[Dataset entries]
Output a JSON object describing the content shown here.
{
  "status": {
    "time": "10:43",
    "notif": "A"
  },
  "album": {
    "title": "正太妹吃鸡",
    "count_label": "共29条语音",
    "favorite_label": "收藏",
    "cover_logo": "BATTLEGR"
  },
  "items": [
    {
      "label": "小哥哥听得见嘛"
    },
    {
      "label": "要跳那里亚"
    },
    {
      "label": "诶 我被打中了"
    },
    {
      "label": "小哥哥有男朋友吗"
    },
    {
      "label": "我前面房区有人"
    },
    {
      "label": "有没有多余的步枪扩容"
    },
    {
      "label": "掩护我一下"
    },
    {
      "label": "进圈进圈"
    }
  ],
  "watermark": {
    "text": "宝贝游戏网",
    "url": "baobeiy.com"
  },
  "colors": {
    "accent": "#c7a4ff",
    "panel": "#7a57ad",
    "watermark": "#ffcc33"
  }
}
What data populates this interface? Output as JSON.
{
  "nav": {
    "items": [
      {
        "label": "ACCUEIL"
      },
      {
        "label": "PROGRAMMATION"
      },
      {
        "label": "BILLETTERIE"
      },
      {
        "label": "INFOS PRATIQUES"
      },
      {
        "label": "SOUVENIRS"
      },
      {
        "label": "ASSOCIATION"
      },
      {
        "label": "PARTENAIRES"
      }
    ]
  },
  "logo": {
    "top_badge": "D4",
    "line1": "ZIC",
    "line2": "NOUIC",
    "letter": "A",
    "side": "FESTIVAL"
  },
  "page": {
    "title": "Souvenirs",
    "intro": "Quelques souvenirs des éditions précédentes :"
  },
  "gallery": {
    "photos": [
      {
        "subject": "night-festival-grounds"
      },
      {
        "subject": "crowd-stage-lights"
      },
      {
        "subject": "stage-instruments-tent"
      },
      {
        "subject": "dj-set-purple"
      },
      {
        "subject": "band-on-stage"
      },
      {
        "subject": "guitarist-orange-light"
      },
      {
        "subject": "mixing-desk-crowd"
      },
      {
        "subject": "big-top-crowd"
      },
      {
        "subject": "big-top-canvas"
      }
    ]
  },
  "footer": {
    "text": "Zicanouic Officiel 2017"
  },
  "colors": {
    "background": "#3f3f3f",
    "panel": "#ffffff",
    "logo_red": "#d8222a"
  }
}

_SHORT EXERCISE:_ What is the number of lines above that hold the string "Output"? Answer with that number alone.

_EXERCISE RESPONSE:_ 2